EXERCISE:
Reproduce the material below line for line, without changing a single character.
━━ MATERIAL PROVIDED
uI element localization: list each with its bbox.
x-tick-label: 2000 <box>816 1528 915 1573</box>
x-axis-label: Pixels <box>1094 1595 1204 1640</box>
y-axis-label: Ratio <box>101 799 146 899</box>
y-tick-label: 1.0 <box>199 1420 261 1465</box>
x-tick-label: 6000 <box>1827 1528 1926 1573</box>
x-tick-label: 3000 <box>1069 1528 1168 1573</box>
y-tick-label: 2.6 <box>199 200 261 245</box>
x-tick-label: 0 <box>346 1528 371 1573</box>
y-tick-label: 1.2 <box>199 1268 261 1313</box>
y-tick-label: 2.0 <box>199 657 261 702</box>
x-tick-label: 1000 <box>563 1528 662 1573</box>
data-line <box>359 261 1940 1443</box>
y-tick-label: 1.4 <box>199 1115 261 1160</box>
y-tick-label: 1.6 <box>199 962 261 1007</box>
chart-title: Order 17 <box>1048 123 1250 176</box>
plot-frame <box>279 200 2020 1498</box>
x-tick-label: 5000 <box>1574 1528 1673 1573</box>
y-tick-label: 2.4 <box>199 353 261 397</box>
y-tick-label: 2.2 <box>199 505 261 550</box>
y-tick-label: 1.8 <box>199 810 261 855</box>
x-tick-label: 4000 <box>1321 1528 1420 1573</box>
━━━━
FINISHED TASK:
uI element localization: list each with its bbox.
x-tick-label: 2000 <box>816 1528 915 1573</box>
x-axis-label: Pixels <box>1094 1595 1204 1640</box>
y-axis-label: Ratio <box>101 799 146 899</box>
y-tick-label: 1.0 <box>199 1420 261 1465</box>
x-tick-label: 6000 <box>1827 1528 1926 1573</box>
x-tick-label: 3000 <box>1069 1528 1168 1573</box>
y-tick-label: 2.6 <box>199 200 261 245</box>
x-tick-label: 0 <box>346 1528 371 1573</box>
y-tick-label: 1.2 <box>199 1268 261 1313</box>
y-tick-label: 2.0 <box>199 657 261 702</box>
x-tick-label: 1000 <box>563 1528 662 1573</box>
data-line <box>359 261 1940 1443</box>
y-tick-label: 1.4 <box>199 1115 261 1160</box>
y-tick-label: 1.6 <box>199 962 261 1007</box>
chart-title: Order 17 <box>1048 123 1250 176</box>
plot-frame <box>279 200 2020 1498</box>
x-tick-label: 5000 <box>1574 1528 1673 1573</box>
y-tick-label: 2.4 <box>199 353 261 397</box>
y-tick-label: 2.2 <box>199 505 261 550</box>
y-tick-label: 1.8 <box>199 810 261 855</box>
x-tick-label: 4000 <box>1321 1528 1420 1573</box>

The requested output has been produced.